== WHAT YOU HAVE TO DO ==
Extract each line of the material that follows exactly and omit its pictures.

== DATA TO USE ==
____
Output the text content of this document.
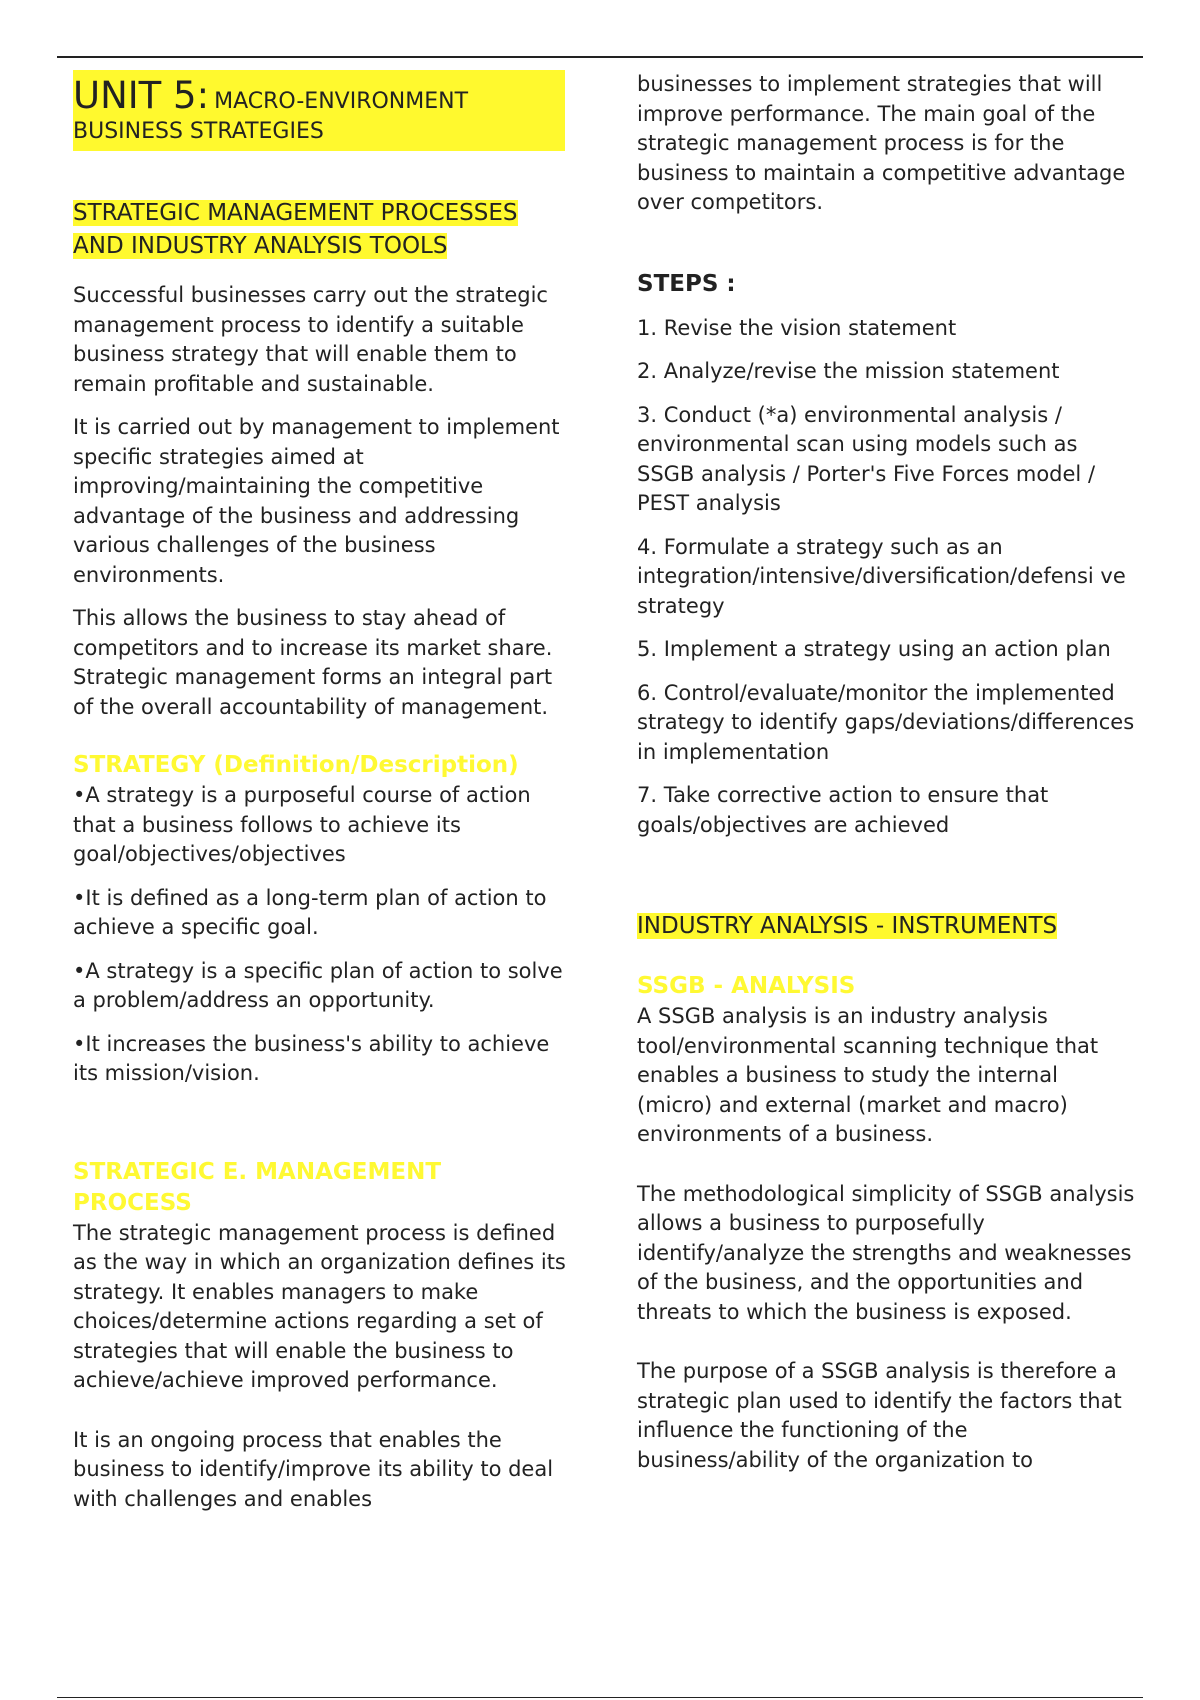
UNIT 5: MACRO-ENVIRONMENT
BUSINESS STRATEGIES
STRATEGIC MANAGEMENT PROCESSES
AND INDUSTRY ANALYSIS TOOLS

Successful businesses carry out the strategic management process to identify a suitable business strategy that will enable them to remain profitable and sustainable.

It is carried out by management to implement specific strategies aimed at improving/maintaining the competitive advantage of the business and addressing various challenges of the business environments.

This allows the business to stay ahead of competitors and to increase its market share. Strategic management forms an integral part of the overall accountability of management.

STRATEGY (Definition/Description)

•A strategy is a purposeful course of action that a business follows to achieve its goal/objectives/objectives

•It is defined as a long-term plan of action to achieve a specific goal.

•A strategy is a specific plan of action to solve a problem/address an opportunity.

•It increases the business's ability to achieve its mission/vision.

STRATEGIC E. MANAGEMENT
PROCESS

The strategic management process is defined as the way in which an organization defines its strategy. It enables managers to make choices/determine actions regarding a set of strategies that will enable the business to achieve/achieve improved performance.

It is an ongoing process that enables the business to identify/improve its ability to deal with challenges and enables

businesses to implement strategies that will improve performance. The main goal of the strategic management process is for the business to maintain a competitive advantage over competitors.

STEPS :

1. Revise the vision statement

2. Analyze/revise the mission statement

3. Conduct (*a) environmental analysis / environmental scan using models such as SSGB analysis / Porter's Five Forces model / PEST analysis

4. Formulate a strategy such as an integration/intensive/diversification/defensi ve strategy

5. Implement a strategy using an action plan

6. Control/evaluate/monitor the implemented strategy to identify gaps/deviations/differences in implementation

7. Take corrective action to ensure that goals/objectives are achieved

INDUSTRY ANALYSIS - INSTRUMENTS
SSGB - ANALYSIS

A SSGB analysis is an industry analysis tool/environmental scanning technique that enables a business to study the internal (micro) and external (market and macro) environments of a business.

The methodological simplicity of SSGB analysis allows a business to purposefully identify/analyze the strengths and weaknesses of the business, and the opportunities and threats to which the business is exposed.

The purpose of a SSGB analysis is therefore a strategic plan used to identify the factors that influence the functioning of the business/ability of the organization to
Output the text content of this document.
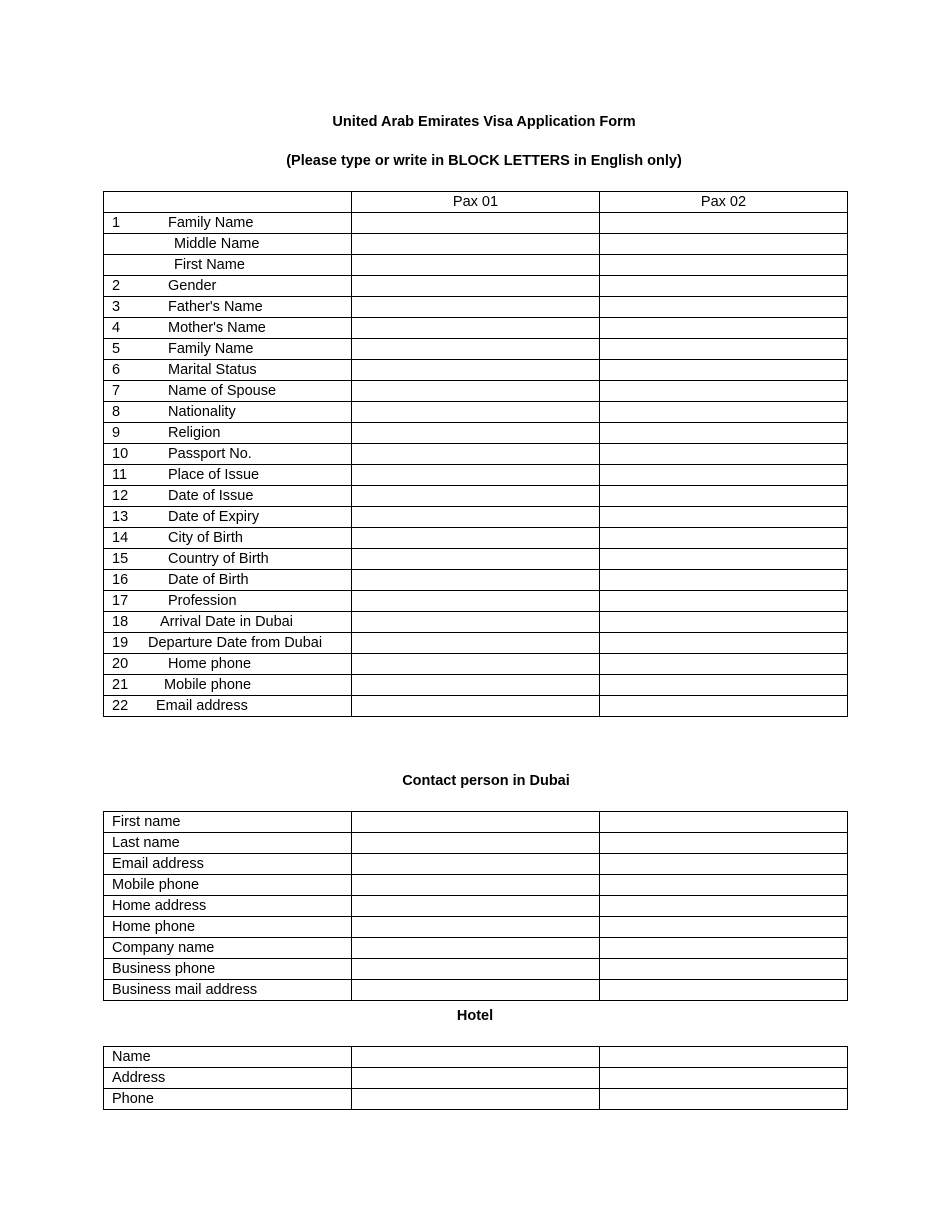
United Arab Emirates Visa Application Form
(Please type or write in BLOCK LETTERS in English only)
	Pax 01	Pax 02
1 Family Name		
Middle Name		
First Name		
2 Gender		
3 Father's Name		
4 Mother's Name		
5 Family Name		
6 Marital Status		
7 Name of Spouse		
8 Nationality		
9 Religion		
10 Passport No.		
11 Place of Issue		
12 Date of Issue		
13 Date of Expiry		
14 City of Birth		
15 Country of Birth		
16 Date of Birth		
17 Profession		
18 Arrival Date in Dubai		
19 Departure Date from Dubai		
20 Home phone		
21 Mobile phone		
22 Email address		
Contact person in Dubai
First name		
Last name		
Email address		
Mobile phone		
Home address		
Home phone		
Company name		
Business phone		
Business mail address		
Hotel
Name		
Address		
Phone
____
== COMPLETE OUTPUT ==
Output the text content of this document.
UNIT 5: MACRO-ENVIRONMENT
BUSINESS STRATEGIES
STRATEGIC MANAGEMENT PROCESSES
AND INDUSTRY ANALYSIS TOOLS

Successful businesses carry out the strategic management process to identify a suitable business strategy that will enable them to remain profitable and sustainable.

It is carried out by management to implement specific strategies aimed at improving/maintaining the competitive advantage of the business and addressing various challenges of the business environments.

This allows the business to stay ahead of competitors and to increase its market share. Strategic management forms an integral part of the overall accountability of management.

STRATEGY (Definition/Description)

•A strategy is a purposeful course of action that a business follows to achieve its goal/objectives/objectives

•It is defined as a long-term plan of action to achieve a specific goal.

•A strategy is a specific plan of action to solve a problem/address an opportunity.

•It increases the business's ability to achieve its mission/vision.

STRATEGIC E. MANAGEMENT
PROCESS

The strategic management process is defined as the way in which an organization defines its strategy. It enables managers to make choices/determine actions regarding a set of strategies that will enable the business to achieve/achieve improved performance.

It is an ongoing process that enables the business to identify/improve its ability to deal with challenges and enables

businesses to implement strategies that will improve performance. The main goal of the strategic management process is for the business to maintain a competitive advantage over competitors.

STEPS :

1. Revise the vision statement

2. Analyze/revise the mission statement

3. Conduct (*a) environmental analysis / environmental scan using models such as SSGB analysis / Porter's Five Forces model / PEST analysis

4. Formulate a strategy such as an integration/intensive/diversification/defensi ve strategy

5. Implement a strategy using an action plan

6. Control/evaluate/monitor the implemented strategy to identify gaps/deviations/differences in implementation

7. Take corrective action to ensure that goals/objectives are achieved

INDUSTRY ANALYSIS - INSTRUMENTS
SSGB - ANALYSIS

A SSGB analysis is an industry analysis tool/environmental scanning technique that enables a business to study the internal (micro) and external (market and macro) environments of a business.

The methodological simplicity of SSGB analysis allows a business to purposefully identify/analyze the strengths and weaknesses of the business, and the opportunities and threats to which the business is exposed.

The purpose of a SSGB analysis is therefore a strategic plan used to identify the factors that influence the functioning of the business/ability of the organization to
Output the text content of this document.
United Arab Emirates Visa Application Form
(Please type or write in BLOCK LETTERS in English only)
	Pax 01	Pax 02
1 Family Name		
Middle Name		
First Name		
2 Gender		
3 Father's Name		
4 Mother's Name		
5 Family Name		
6 Marital Status		
7 Name of Spouse		
8 Nationality		
9 Religion		
10 Passport No.		
11 Place of Issue		
12 Date of Issue		
13 Date of Expiry		
14 City of Birth		
15 Country of Birth		
16 Date of Birth		
17 Profession		
18 Arrival Date in Dubai		
19 Departure Date from Dubai		
20 Home phone		
21 Mobile phone		
22 Email address		
Contact person in Dubai
First name		
Last name		
Email address		
Mobile phone		
Home address		
Home phone		
Company name		
Business phone		
Business mail address		
Hotel
Name		
Address		
Phone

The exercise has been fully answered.